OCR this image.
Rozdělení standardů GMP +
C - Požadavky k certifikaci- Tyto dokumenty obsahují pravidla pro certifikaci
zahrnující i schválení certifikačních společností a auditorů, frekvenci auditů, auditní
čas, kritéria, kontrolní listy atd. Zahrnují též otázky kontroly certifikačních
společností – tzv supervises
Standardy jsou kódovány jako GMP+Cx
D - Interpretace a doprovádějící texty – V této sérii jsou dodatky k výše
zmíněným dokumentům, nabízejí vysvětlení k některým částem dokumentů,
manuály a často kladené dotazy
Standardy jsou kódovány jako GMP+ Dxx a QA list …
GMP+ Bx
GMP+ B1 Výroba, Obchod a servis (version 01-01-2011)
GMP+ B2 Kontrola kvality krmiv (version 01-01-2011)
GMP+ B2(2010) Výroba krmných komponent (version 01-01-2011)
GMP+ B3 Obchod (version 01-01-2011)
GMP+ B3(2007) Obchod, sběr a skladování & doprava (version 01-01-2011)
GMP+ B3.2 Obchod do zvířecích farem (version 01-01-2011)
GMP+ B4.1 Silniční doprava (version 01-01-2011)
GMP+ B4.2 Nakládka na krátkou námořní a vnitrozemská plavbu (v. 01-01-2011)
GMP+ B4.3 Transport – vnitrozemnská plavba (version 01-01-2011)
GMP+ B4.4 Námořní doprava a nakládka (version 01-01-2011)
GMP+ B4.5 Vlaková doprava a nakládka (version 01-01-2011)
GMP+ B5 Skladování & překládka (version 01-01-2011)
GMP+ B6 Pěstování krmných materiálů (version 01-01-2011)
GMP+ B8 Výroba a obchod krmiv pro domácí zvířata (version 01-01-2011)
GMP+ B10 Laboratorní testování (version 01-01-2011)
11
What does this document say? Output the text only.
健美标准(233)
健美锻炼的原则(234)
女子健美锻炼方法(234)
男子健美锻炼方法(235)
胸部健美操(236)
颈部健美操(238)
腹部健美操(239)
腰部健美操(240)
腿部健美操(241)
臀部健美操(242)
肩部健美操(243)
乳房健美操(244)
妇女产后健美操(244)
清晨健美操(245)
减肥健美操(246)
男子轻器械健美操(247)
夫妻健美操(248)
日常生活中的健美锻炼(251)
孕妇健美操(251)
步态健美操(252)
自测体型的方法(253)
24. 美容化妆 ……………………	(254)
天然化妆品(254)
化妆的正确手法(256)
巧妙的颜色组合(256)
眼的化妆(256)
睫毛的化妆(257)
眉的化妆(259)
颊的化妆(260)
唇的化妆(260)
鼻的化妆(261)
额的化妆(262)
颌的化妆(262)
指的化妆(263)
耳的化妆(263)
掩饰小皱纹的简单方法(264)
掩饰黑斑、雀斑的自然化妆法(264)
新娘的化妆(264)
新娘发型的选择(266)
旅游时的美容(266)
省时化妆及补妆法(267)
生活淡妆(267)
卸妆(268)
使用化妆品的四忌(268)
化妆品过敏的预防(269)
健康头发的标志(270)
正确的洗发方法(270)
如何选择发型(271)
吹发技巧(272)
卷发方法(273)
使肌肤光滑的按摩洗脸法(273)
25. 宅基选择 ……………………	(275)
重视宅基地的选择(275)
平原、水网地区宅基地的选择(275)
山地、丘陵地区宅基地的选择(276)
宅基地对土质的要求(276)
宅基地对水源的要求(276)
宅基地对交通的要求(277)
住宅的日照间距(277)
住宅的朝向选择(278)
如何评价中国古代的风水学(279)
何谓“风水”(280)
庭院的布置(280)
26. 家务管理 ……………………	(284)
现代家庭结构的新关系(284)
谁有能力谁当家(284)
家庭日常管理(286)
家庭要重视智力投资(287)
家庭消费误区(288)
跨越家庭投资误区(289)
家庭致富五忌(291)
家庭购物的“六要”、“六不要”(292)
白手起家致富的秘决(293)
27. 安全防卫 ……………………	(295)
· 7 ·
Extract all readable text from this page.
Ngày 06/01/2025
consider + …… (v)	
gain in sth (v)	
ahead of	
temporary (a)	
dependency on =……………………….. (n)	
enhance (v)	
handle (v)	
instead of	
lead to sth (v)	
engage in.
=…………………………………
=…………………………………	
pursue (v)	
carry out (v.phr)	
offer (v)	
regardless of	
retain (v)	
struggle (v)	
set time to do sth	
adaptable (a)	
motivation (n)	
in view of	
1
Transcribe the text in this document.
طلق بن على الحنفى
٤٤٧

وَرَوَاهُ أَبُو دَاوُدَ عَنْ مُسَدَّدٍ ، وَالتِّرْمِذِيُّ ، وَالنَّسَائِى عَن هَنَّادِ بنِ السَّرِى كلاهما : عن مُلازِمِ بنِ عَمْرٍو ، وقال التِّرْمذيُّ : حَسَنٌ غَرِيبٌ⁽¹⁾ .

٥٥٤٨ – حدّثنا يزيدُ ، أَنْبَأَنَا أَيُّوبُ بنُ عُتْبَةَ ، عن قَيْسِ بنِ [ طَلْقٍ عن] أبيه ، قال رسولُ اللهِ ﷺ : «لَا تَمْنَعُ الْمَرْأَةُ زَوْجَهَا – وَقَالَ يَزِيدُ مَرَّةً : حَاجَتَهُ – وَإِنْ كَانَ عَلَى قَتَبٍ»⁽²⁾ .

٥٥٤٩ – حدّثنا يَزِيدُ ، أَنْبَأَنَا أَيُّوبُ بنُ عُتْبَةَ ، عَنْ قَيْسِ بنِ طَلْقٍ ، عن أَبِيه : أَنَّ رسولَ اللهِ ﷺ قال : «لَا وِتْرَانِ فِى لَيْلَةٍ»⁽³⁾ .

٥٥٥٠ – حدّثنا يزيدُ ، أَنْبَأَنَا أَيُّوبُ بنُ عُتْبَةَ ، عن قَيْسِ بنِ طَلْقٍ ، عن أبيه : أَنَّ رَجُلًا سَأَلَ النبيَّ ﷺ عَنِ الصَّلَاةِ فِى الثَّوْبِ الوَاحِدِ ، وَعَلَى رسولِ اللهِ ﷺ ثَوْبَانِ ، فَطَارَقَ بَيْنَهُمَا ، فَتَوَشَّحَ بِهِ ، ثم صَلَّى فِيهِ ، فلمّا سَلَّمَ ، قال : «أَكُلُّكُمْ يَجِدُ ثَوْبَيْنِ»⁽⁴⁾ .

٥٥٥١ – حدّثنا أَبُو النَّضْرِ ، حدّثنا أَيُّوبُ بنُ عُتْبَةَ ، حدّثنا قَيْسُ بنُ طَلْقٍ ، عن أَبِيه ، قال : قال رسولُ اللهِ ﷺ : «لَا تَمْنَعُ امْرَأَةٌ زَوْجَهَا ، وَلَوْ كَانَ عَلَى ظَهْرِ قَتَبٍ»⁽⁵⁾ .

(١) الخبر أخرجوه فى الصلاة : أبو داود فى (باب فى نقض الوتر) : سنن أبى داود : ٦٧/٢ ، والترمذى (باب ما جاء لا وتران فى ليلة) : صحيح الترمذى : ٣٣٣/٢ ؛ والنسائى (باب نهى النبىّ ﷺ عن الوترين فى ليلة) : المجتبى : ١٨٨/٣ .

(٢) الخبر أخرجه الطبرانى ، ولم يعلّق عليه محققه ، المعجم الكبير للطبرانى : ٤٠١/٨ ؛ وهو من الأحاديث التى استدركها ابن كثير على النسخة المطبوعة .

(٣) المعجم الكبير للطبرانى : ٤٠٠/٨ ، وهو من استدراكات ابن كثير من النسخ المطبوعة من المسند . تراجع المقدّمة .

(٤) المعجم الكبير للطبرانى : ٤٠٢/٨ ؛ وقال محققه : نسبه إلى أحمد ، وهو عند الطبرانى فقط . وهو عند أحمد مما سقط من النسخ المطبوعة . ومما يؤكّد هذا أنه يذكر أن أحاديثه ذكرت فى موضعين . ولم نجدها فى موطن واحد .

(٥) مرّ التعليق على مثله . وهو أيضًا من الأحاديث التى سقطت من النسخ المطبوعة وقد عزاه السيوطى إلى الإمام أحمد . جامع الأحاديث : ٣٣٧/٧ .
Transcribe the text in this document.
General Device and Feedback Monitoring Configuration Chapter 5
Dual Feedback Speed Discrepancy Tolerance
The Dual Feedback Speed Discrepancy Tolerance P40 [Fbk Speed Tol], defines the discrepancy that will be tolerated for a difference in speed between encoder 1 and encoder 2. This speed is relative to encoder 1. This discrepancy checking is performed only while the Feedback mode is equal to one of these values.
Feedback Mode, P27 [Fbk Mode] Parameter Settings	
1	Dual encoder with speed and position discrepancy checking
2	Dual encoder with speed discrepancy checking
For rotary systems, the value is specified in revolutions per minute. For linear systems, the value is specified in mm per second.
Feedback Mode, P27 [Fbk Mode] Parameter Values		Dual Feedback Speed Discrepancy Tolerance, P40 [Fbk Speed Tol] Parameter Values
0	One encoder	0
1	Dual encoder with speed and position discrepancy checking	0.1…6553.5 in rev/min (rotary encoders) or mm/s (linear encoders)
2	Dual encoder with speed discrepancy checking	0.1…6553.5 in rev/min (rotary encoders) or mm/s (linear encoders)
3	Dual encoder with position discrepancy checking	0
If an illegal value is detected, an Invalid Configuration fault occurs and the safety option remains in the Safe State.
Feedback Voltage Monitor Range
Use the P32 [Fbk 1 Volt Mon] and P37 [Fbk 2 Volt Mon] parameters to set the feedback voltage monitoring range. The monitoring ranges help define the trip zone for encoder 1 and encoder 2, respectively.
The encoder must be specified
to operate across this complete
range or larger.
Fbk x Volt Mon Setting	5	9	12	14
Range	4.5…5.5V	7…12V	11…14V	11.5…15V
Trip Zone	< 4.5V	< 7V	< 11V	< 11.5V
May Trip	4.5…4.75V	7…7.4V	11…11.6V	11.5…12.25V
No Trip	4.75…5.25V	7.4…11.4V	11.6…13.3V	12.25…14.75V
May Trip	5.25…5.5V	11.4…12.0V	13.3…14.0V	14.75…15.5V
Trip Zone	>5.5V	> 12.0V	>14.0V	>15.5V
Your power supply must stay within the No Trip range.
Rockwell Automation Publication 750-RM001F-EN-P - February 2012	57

==============================

Return every line from the records above that holds the word "jsou".

### RESULT OF THIS EXERCISE
Standardy jsou kódovány jako GMP+Cx
D - Interpretace a doprovádějící texty – V této sérii jsou dodatky k výše
Standardy jsou kódovány jako GMP+ Dxx a QA list …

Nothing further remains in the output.